Tipos de Ideas según Descartes
- En primer lugar, encontramos las ideas adventicias, que provienen de la experiencia del mundo físico. Estas, a su vez, se dividen en externas —las que recibimos a través de los sentidos— e internas —aquellas que sentimos dentro de nosotros, como el hambre, la sed o el calor. No obstante, estas ideas no son totalmente fiables, ya que, como se ha mencionado anteriormente, todo lo que procede del mundo sensible puede inducirnos al error.
- En segundo lugar, están las ideas ficticias, originadas en la imaginación humana. Estas surgen al combinar elementos de las ideas adventicias, como ocurre con la idea de un payaso, que podría construirse a partir de la idea de un caballo y un pájaro. Dado que estas combinaciones pueden no tener una correspondencia real en el mundo, tampoco ofrecen garantías de verdad.
- Por último, se encuentran las ideas innatas, que son aquellas que no derivan del mundo sensible ni de la experiencia, sino que han estado en la mente desde el nacimiento. Estas ideas fundamentales incluyen: el pensamiento, el mundo y Dios. En este contexto, el mundo es concebido como res extensa, es decir, la sustancia física, mientras que Dios es la res infinita, una sustancia perfecta cuya existencia Descartes intentará demostrar más adelante mediante argumentos de carácter teológico.
Argumentos Teológicos y la Superación del Solipsismo
Entre los argumentos teológicos que Descartes retoma para demostrar la existencia de Dios, destaca en primer lugar el argumento ontológico formulado por San Anselmo. Este sostiene que, al pensar en Dios, concebimos un ser infinito y absolutamente perfecto. Ahora bien, si intentamos imaginar algo aún más perfecto que Dios, no logramos concebirlo, ya que nuestra mente no puede ir más allá de esa perfección. Esto implica que Dios, al ser el ser más perfecto imaginable, debe necesariamente existir, pues la perfección máxima no sería tal si careciera de existencia. En segundo lugar, Descartes se apoya en el argumento de San Agustín, según el cual el ser humano posee una idea innata de Dios, es decir, una idea de un ser perfecto e infinito que no ha sido adquirida por experiencia. Por tanto, si dicha idea está presente en nosotros desde el nacimiento, es porque ha sido impresa en nuestra mente por un ser que realmente posee esas cualidades: Dios. A esto se suma un tercer argumento, más filosófico que teológico, que responde a la necesidad de superar el solipsismo. ¿Cómo escapar de la duda constante —como la hipótesis del genio maligno— y afirmar la existencia del mundo exterior? Aquí es donde entra en juego la naturaleza de Dios. Si aceptamos que Dios es un ser bondadoso y perfecto, no podría permitir que vivamos eternamente engañados. Por lo tanto, el mundo físico, la res extensa, debe existir realmente. Así, se establece un orden jerárquico de realidades: en primer lugar, Dios como ser supremo; en segundo lugar, el mundo como creación verdadera; y por último, el yo como sujeto pensante que accede al conocimiento a través de Dios. Una vez aclarada la existencia del yo, del mundo y de Dios, Descartes se enfrenta a nuevos interrogantes fundamentales. En primer lugar, surge la cuestión de cómo coexisten el cuerpo y el alma. Según el filósofo, ambas sustancias —la res cogitans (alma) y la res extensa (cuerpo)— interactúan a través de un punto concreto del cerebro: la glándula pineal. Sin embargo, este argumento resultó poco convincente para muchos pensadores posteriores, ya que no logra explicar satisfactoriamente cómo se relacionan dos sustancias de naturaleza tan distinta. De hecho, esta conexión sigue siendo objeto de debate y de duda incluso hoy en día.

• [Por hacer]
**a.** Transcribe literalmente el fragmento sobre Descartes, empezando por "Tipos de Ideas" y siguiendo hasta "garantías de verdad.".
**b.** Según el fragmento sobre Descartes, ¿a través de qué punto del cerebro interactúan la res cogitans y la res extensa?
**c.** Continúa el fragmento sobre Descartes a partir de su última oración.

[Entradas guardadas]
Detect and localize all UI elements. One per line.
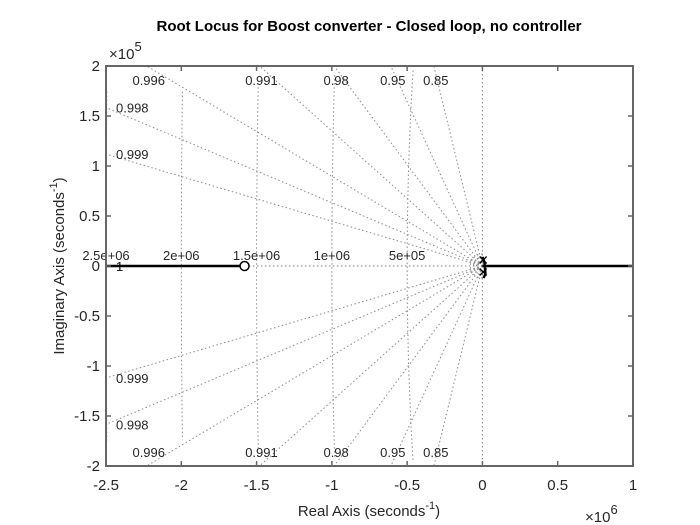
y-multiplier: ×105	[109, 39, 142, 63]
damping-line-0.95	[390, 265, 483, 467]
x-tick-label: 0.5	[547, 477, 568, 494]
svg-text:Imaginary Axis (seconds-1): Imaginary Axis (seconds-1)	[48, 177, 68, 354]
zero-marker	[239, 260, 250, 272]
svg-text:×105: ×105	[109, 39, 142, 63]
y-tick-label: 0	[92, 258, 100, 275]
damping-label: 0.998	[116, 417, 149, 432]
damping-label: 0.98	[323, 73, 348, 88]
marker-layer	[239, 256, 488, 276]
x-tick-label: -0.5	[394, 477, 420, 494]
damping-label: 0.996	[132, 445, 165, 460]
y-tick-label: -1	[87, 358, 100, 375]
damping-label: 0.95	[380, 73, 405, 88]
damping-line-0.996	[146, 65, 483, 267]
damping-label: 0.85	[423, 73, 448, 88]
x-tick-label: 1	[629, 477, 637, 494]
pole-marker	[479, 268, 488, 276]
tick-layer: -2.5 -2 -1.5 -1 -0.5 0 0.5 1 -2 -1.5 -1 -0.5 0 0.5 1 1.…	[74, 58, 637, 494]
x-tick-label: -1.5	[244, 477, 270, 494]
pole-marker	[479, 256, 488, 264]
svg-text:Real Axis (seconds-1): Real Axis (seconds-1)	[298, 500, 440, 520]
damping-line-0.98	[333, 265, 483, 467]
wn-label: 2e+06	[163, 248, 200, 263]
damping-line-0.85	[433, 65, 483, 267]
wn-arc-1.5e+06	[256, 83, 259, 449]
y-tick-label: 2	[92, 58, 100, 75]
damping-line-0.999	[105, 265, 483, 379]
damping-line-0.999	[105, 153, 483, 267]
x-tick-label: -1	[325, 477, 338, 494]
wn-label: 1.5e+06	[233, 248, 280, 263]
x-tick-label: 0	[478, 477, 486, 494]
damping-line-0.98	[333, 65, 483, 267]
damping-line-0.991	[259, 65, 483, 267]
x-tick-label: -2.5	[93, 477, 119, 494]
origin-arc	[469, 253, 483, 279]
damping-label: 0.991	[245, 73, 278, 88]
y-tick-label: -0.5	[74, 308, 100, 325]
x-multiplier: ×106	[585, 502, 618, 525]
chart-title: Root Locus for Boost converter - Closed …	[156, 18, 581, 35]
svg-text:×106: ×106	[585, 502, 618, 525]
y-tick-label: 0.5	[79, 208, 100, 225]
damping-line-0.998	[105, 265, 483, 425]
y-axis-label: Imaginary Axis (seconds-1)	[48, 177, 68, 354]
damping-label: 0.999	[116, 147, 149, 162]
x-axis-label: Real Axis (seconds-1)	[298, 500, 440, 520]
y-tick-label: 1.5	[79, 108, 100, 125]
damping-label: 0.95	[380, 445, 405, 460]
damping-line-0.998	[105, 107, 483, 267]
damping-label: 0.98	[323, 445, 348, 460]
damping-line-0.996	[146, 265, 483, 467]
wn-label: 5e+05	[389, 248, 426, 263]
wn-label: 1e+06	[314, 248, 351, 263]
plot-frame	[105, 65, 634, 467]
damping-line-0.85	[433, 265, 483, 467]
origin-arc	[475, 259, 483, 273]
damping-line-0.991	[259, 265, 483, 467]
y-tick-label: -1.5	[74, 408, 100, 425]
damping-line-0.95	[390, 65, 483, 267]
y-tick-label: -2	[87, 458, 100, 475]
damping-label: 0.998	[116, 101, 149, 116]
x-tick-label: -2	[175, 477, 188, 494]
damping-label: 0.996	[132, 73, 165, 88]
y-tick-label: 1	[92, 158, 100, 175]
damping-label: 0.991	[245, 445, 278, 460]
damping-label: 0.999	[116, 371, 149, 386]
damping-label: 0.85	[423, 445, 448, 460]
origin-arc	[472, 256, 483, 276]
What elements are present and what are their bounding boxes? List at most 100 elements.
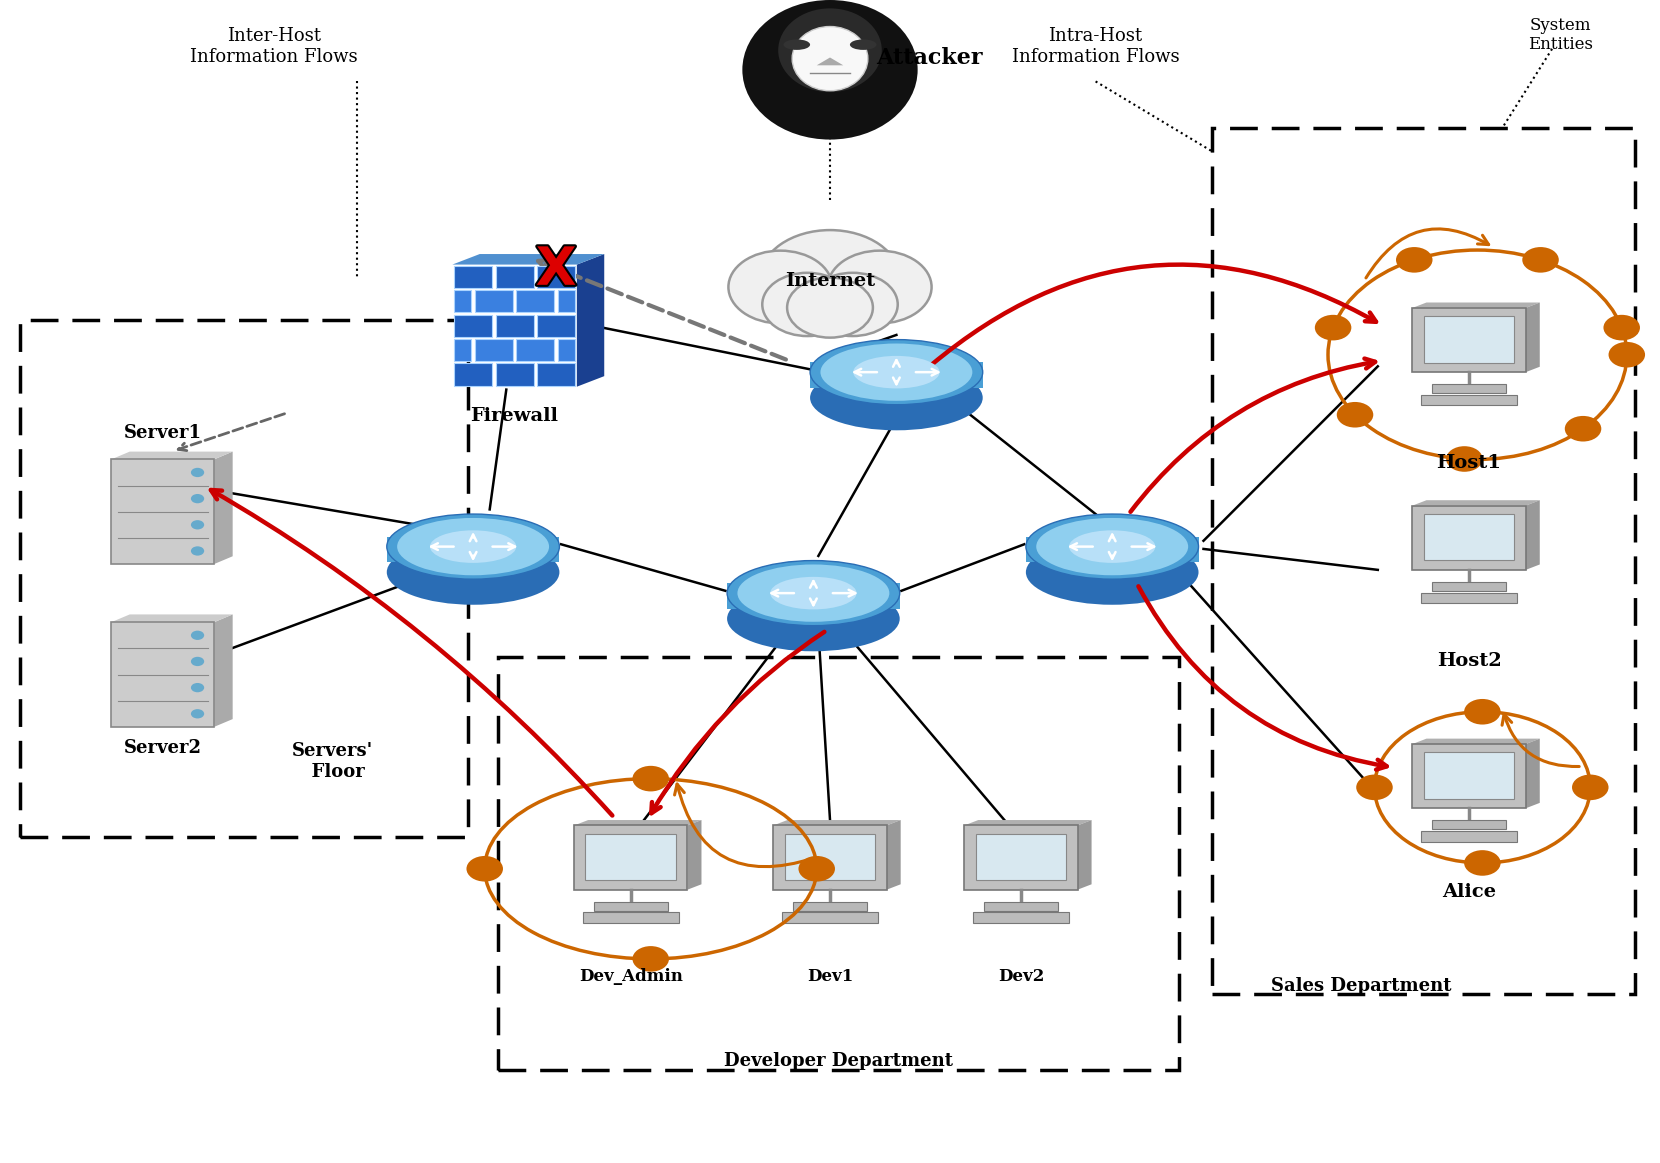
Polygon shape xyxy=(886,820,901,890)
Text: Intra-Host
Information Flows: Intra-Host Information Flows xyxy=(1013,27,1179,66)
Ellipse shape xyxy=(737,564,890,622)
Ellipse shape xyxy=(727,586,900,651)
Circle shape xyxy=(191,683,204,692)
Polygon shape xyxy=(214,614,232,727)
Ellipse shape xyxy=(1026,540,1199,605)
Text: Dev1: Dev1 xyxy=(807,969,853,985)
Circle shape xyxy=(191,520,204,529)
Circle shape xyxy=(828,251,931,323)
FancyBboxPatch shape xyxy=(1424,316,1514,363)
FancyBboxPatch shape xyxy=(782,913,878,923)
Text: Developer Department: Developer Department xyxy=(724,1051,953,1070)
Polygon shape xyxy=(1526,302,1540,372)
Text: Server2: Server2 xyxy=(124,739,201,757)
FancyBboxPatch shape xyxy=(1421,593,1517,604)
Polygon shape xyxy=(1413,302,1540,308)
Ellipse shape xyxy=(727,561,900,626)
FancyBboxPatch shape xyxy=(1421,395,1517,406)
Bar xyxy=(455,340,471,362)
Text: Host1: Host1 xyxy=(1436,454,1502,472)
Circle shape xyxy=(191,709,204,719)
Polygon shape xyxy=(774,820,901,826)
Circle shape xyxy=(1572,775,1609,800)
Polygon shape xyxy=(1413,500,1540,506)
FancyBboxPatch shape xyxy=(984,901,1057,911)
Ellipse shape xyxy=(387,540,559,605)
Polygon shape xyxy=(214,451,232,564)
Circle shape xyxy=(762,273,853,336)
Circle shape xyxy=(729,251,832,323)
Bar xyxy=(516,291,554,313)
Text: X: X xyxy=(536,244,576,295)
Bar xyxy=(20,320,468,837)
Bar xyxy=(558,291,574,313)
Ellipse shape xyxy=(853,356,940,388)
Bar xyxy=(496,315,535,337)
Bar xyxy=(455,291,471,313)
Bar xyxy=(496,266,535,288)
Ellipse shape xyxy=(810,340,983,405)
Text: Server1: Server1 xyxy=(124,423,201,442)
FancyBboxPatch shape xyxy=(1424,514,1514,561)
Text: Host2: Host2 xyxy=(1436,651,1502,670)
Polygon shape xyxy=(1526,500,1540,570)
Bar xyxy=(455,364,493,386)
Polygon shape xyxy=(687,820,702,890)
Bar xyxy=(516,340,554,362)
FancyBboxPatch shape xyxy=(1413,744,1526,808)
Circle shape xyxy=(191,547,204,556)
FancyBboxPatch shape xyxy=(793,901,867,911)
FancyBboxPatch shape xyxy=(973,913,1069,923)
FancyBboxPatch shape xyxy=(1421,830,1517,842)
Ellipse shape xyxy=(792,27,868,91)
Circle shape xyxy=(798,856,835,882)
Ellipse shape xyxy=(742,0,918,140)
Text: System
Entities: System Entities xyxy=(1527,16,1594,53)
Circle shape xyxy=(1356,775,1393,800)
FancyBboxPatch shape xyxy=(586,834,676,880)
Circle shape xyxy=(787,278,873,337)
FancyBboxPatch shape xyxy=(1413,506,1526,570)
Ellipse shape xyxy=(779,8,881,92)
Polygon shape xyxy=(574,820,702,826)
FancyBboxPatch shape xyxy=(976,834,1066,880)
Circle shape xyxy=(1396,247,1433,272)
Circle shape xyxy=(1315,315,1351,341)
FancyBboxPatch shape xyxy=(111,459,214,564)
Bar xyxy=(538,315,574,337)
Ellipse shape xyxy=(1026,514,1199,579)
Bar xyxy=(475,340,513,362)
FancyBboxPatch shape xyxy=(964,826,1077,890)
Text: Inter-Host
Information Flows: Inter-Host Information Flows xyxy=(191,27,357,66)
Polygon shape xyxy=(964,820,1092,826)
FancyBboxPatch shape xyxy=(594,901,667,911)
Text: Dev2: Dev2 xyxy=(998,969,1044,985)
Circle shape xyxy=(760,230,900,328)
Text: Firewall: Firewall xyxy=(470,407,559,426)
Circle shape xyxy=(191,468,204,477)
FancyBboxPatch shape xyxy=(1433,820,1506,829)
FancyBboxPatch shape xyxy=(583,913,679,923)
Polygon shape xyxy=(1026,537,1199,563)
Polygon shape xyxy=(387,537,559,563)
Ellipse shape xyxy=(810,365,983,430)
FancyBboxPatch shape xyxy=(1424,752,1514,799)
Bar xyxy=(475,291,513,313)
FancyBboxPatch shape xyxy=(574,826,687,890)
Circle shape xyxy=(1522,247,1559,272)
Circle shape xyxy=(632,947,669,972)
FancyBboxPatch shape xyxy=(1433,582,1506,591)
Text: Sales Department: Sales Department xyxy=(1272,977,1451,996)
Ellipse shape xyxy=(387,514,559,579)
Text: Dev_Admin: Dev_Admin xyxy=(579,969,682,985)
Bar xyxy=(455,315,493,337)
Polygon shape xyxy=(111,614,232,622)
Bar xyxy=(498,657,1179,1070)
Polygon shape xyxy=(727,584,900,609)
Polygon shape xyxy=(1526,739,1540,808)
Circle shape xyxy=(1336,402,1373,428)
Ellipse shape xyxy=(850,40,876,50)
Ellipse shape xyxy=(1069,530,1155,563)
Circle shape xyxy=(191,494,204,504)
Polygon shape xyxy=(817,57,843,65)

• [Resultados del ejercicio]
**a.**
Tipos de Ideas según Descartes
- En primer lugar, encontramos las ideas adventicias, que provienen de la experiencia del mundo físico. Estas, a su vez, se dividen en externas —las que recibimos a través de los sentidos— e internas —aquellas que sentimos dentro de nosotros, como el hambre, la sed o el calor. No obstante, estas ideas no son totalmente fiables, ya que, como se ha mencionado anteriormente, todo lo que procede del mundo sensible puede inducirnos al error.
- En segundo lugar, están las ideas ficticias, originadas en la imaginación humana. Estas surgen al combinar elementos de las ideas adventicias, como ocurre con la idea de un payaso, que podría construirse a partir de la idea de un caballo y un pájaro. Dado que estas combinaciones pueden no tener una correspondencia real en el mundo, tampoco ofrecen garantías de verdad.

**b.** A través de la glándula pineal.

**c.**
Por otro lado, Descartes también se plantea el problema de la libertad humana. Si asumimos que el mundo está regido por leyes físicas y mecánicas inalterables, ¿somos realmente libres? Y en caso de que lo seamos, ¿cómo podemos ser moralmente responsables de nuestras acciones? Ante estas preguntas, Descartes ofrece una respuesta clara: la libertad reside en la capacidad de dudar. Es decir, sin libertad de pensamiento no podría existir la duda, y si no hay duda, no se puede afirmar la existencia del “yo”. Por tanto, la libertad es una condición necesaria para la propia existencia y para el ejercicio de la razón. Para concluir, es importante señalar cuál es la finalidad última de la filosofía de Descartes. Su proyecto filosófico no se limita a resolver dudas metafísicas, sino que busca establecer un conocimiento certero, verdadero y evidente, que sea absolutamente indudable. ¿Con qué objetivo? Alcanzar, en última instancia, la felicidad humana, entendida como el resultado de vivir guiados por la razón y la verdad. Con este propósito, Descartes establece una serie de reglas universales del método que permitan llegar a ese conocimiento firme.
Reglas del Método Cartesiano
- En primer lugar, la regla de la evidencia, que nos exige aceptar únicamente aquello que se presente a la mente de forma clara y distinta, sin lugar a dudas.
- En segundo lugar, la regla del análisis, mediante la cual descomponemos las ideas complejas en partes más simples para entenderlas mejor.
- A continuación, la regla de la síntesis, que consiste en reconstruir el conocimiento desde los elementos más sencillos hasta los más complejos, siguiendo un orden lógico.
- Y, por último, la regla de la enumeración, que consiste en revisar meticulosamente todo el proceso para asegurarnos de no haber omitido nada.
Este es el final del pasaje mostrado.